GIVEN INSTRUCTION:
Wherever the word "oder" shows up in a line, please copy that line.

>> start EXTRACTED ENTRIES

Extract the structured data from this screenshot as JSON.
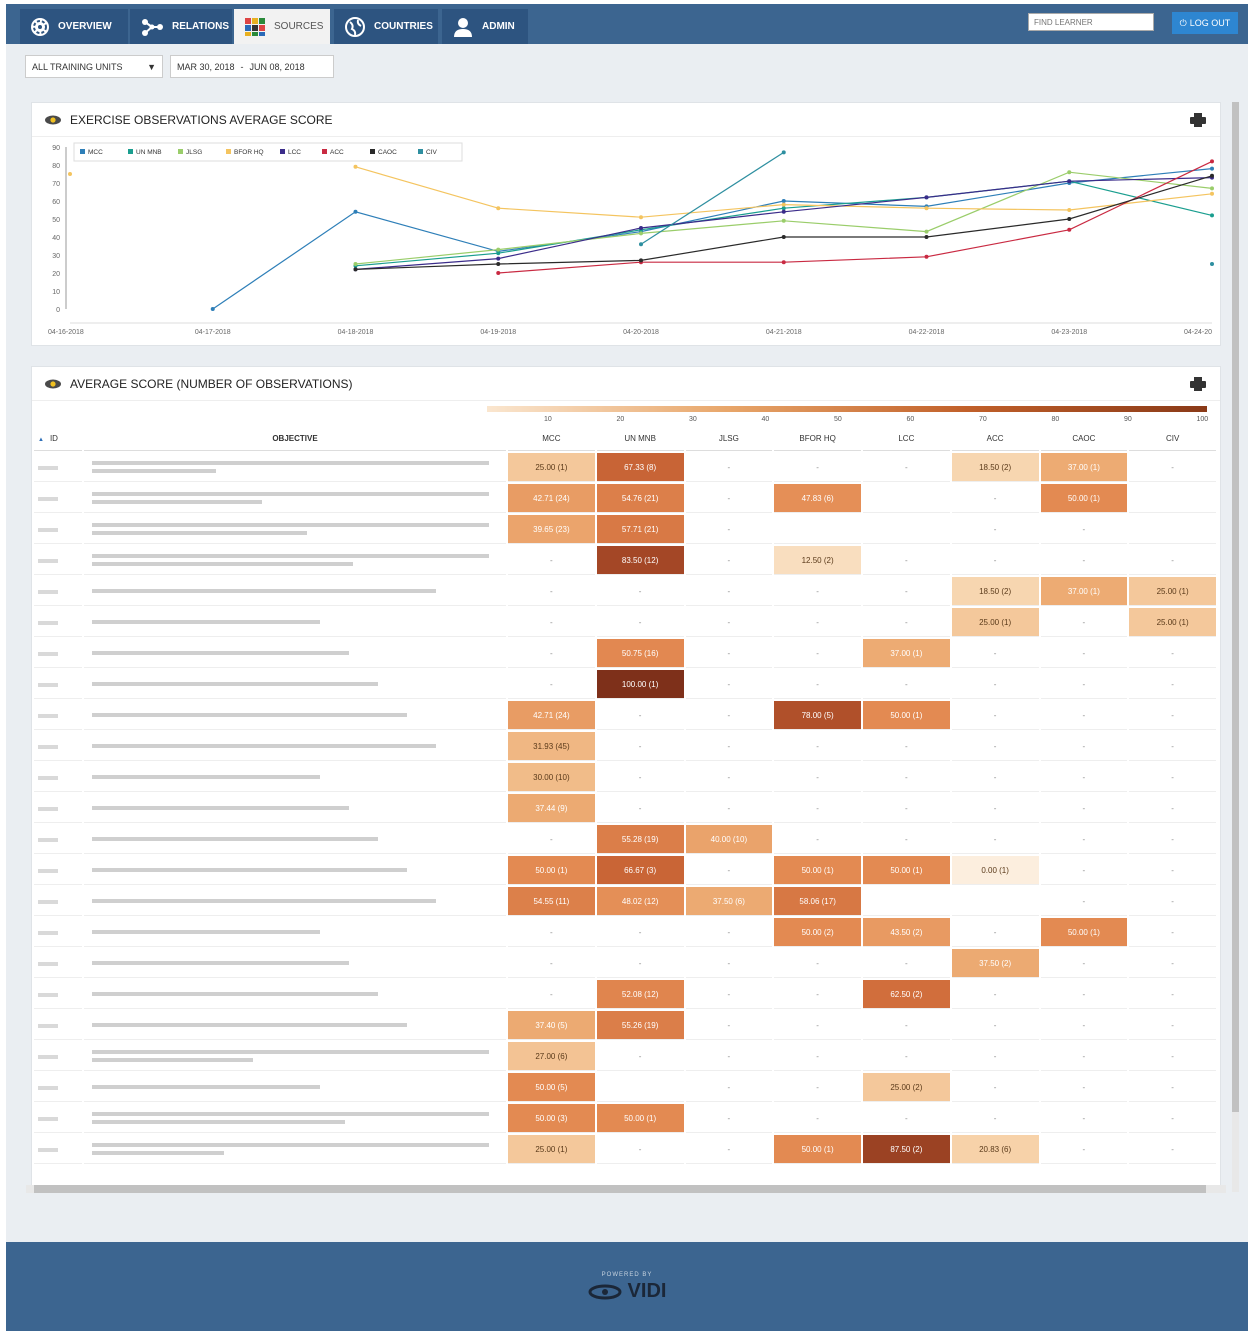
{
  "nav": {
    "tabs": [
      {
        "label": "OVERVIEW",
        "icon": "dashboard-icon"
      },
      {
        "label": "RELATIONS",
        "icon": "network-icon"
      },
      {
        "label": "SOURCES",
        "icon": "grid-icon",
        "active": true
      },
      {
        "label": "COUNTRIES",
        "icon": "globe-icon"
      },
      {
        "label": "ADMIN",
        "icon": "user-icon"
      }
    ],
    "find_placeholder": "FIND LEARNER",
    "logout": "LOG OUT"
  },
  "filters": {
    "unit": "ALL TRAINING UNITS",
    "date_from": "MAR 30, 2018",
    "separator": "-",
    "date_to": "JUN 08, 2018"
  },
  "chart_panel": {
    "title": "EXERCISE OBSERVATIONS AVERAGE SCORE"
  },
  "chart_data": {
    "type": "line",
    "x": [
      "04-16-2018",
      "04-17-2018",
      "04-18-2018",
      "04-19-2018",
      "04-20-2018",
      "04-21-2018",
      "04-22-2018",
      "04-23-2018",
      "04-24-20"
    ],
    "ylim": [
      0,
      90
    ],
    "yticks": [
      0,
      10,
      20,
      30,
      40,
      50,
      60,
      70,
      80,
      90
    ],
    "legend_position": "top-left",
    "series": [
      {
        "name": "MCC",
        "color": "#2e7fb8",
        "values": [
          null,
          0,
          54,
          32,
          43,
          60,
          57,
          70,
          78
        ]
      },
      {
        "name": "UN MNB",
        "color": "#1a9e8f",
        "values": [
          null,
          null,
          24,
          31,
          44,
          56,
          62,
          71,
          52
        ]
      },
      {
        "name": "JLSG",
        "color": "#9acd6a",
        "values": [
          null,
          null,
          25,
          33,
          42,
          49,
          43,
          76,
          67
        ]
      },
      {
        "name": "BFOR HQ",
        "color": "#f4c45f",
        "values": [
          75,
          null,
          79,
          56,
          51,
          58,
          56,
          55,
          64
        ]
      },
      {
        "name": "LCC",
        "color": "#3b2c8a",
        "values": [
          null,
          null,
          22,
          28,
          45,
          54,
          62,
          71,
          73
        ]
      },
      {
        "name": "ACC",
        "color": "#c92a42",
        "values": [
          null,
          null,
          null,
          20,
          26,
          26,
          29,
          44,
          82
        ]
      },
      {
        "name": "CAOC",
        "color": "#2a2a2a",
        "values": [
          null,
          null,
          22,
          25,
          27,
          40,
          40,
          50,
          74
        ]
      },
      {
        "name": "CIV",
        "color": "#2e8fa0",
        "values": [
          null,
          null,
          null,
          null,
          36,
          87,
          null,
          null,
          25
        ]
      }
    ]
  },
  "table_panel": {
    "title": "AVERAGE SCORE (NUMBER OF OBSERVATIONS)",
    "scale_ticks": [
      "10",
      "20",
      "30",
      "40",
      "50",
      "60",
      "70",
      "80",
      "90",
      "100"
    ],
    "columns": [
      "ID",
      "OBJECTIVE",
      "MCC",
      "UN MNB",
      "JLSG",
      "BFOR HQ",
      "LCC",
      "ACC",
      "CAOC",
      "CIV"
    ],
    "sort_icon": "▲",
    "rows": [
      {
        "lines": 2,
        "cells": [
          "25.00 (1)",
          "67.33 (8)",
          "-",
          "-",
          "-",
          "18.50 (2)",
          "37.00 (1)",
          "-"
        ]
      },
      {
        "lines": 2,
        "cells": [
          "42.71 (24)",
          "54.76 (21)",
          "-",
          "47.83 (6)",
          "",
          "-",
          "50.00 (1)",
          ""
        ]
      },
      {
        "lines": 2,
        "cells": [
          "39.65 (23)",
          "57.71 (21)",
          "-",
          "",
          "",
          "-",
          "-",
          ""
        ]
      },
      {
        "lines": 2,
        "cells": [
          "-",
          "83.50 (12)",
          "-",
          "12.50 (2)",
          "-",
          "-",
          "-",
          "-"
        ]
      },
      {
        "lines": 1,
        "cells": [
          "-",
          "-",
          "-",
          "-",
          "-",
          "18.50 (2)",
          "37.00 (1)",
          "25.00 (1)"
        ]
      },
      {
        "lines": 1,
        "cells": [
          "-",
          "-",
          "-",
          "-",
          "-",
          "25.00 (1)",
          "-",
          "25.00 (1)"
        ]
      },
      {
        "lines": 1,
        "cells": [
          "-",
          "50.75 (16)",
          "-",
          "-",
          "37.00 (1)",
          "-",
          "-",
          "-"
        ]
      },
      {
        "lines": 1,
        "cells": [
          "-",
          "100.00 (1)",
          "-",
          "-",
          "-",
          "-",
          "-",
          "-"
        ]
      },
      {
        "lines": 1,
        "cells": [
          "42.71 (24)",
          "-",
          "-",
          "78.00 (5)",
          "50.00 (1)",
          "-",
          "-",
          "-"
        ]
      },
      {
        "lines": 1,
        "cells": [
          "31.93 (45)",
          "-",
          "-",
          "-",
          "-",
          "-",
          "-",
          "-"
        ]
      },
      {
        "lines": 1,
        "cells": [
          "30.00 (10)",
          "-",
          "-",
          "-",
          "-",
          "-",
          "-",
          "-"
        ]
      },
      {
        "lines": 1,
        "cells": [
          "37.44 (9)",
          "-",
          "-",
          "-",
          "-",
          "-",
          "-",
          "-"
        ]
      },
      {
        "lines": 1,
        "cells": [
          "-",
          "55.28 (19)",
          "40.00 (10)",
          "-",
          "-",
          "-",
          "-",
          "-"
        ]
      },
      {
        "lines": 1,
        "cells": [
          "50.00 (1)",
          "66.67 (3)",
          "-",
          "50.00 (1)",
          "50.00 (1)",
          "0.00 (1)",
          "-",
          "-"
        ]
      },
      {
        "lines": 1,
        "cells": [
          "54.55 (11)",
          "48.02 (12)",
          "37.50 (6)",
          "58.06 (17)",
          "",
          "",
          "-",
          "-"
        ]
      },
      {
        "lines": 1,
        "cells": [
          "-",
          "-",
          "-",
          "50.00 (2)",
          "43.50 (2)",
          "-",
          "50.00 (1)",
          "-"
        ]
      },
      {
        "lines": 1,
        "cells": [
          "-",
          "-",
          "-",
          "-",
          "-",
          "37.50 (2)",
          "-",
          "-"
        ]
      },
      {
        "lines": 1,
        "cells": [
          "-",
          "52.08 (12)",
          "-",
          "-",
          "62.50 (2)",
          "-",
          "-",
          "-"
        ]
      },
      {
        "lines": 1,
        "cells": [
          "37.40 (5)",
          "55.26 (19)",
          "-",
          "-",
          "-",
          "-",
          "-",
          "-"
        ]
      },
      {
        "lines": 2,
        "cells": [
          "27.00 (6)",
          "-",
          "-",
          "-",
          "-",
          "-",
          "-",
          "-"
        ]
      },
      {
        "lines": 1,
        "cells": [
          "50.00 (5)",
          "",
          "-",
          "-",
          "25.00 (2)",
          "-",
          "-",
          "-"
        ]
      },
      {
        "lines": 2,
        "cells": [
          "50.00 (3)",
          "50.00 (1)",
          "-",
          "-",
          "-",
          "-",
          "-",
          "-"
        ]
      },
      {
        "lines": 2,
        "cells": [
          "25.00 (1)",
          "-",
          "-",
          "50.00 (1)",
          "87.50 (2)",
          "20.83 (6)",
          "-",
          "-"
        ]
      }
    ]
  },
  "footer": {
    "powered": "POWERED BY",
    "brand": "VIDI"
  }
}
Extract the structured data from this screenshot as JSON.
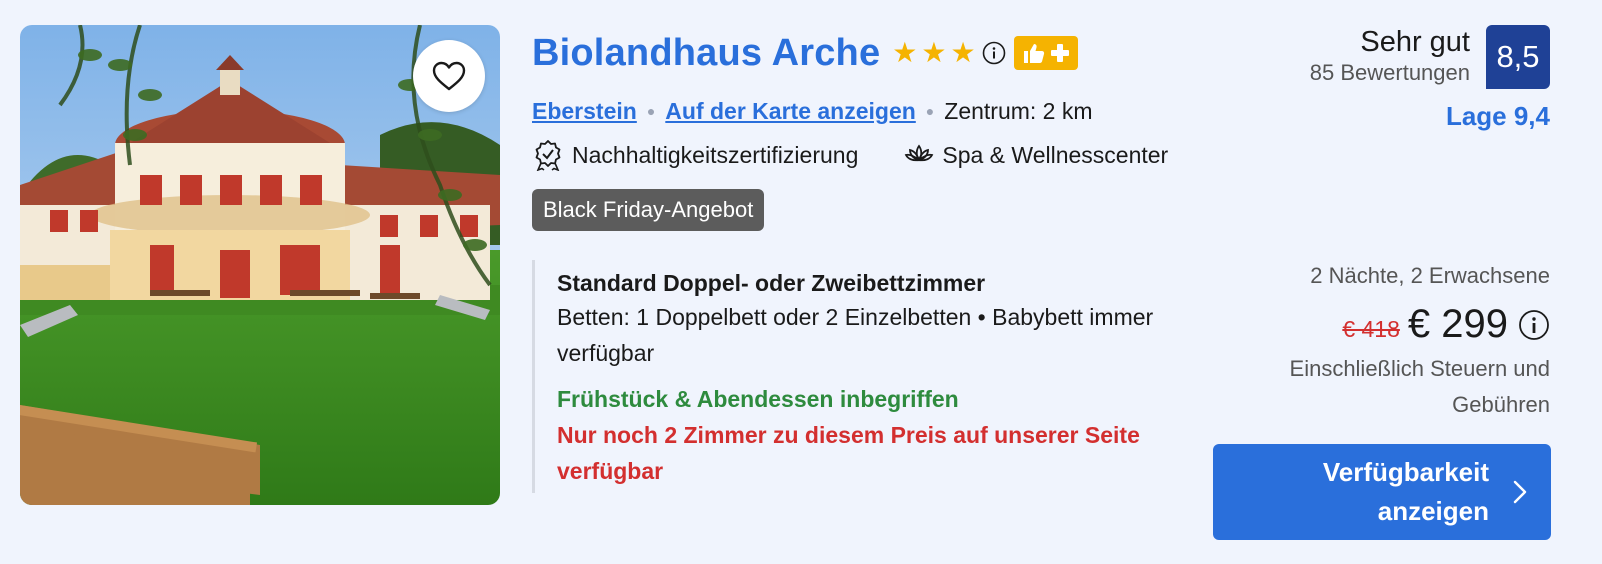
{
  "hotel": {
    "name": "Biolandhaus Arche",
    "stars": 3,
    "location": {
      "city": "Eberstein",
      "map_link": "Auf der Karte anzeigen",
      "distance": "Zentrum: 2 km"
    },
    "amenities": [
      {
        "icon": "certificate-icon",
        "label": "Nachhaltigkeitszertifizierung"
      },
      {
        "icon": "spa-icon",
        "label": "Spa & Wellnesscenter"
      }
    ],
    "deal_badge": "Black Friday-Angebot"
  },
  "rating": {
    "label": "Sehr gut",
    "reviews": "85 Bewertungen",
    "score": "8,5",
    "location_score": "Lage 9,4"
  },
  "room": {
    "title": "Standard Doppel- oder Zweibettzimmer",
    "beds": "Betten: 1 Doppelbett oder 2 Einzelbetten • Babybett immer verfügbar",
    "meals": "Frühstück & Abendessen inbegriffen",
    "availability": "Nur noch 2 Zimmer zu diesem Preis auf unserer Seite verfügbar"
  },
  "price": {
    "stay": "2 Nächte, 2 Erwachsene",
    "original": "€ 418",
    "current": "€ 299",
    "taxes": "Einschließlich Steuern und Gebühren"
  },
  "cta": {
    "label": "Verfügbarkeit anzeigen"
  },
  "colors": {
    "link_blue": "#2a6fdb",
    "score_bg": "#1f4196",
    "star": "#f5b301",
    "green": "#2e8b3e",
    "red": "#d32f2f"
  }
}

>> end EXTRACTED ENTRIES

ANSWER BELOW:
    "title": "Standard Doppel- oder Zweibettzimmer",
    "beds": "Betten: 1 Doppelbett oder 2 Einzelbetten • Babybett immer verfügbar",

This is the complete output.